Challenge: Below are the records; pull every line that includes "this".
::: Input records
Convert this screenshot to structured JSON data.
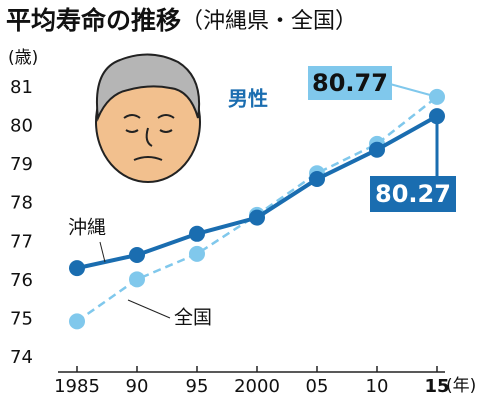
{
  "chart_data": {
    "type": "line",
    "title": "平均寿命の推移",
    "subtitle": "（沖縄県・全国）",
    "y_label": "(歳)",
    "x_label": "(年)",
    "annotation": "男性",
    "x": [
      1985,
      1990,
      1995,
      2000,
      2005,
      2010,
      2015
    ],
    "xlim": [
      1985,
      2015
    ],
    "xticks": [
      1985,
      {
        "value": 1990,
        "label": "90"
      },
      {
        "value": 1995,
        "label": "95"
      },
      2000,
      {
        "value": 2005,
        "label": "05"
      },
      {
        "value": 2010,
        "label": "10"
      },
      {
        "value": 2015,
        "label": "15"
      }
    ],
    "ylim": [
      74,
      81
    ],
    "yticks": [
      74,
      75,
      76,
      77,
      78,
      79,
      80,
      81
    ],
    "series": [
      {
        "name": "沖縄",
        "color": "#1a6db0",
        "dashed": false,
        "values": [
          76.33,
          76.67,
          77.22,
          77.64,
          78.64,
          79.4,
          80.27
        ]
      },
      {
        "name": "全国",
        "color": "#80c8ec",
        "dashed": true,
        "values": [
          74.95,
          76.04,
          76.7,
          77.71,
          78.79,
          79.55,
          80.77
        ]
      }
    ]
  }
}
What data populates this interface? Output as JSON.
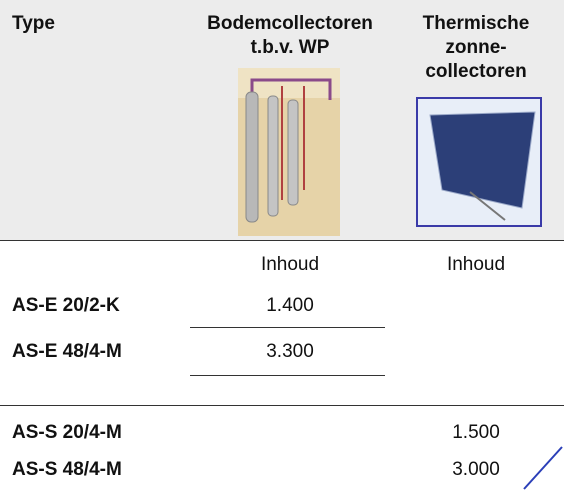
{
  "header": {
    "columns": [
      {
        "lines": [
          "Type"
        ]
      },
      {
        "lines": [
          "Bodemcollectoren",
          "t.b.v. WP"
        ]
      },
      {
        "lines": [
          "Thermische",
          "zonne-",
          "collectoren"
        ]
      }
    ]
  },
  "subheader": {
    "bodem": "Inhoud",
    "thermisch": "Inhoud"
  },
  "table": {
    "rows": [
      {
        "type": "AS-E 20/2-K",
        "bodem": "1.400"
      },
      {
        "type": "AS-E 48/4-M",
        "bodem": "3.300"
      },
      {
        "type": "AS-S 20/4-M",
        "thermisch": "1.500"
      },
      {
        "type": "AS-S 48/4-M",
        "thermisch": "3.000"
      }
    ]
  }
}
::::::
Right answer:
Convert this screenshot to structured JSON data.
What data populates this interface? Output as JSON.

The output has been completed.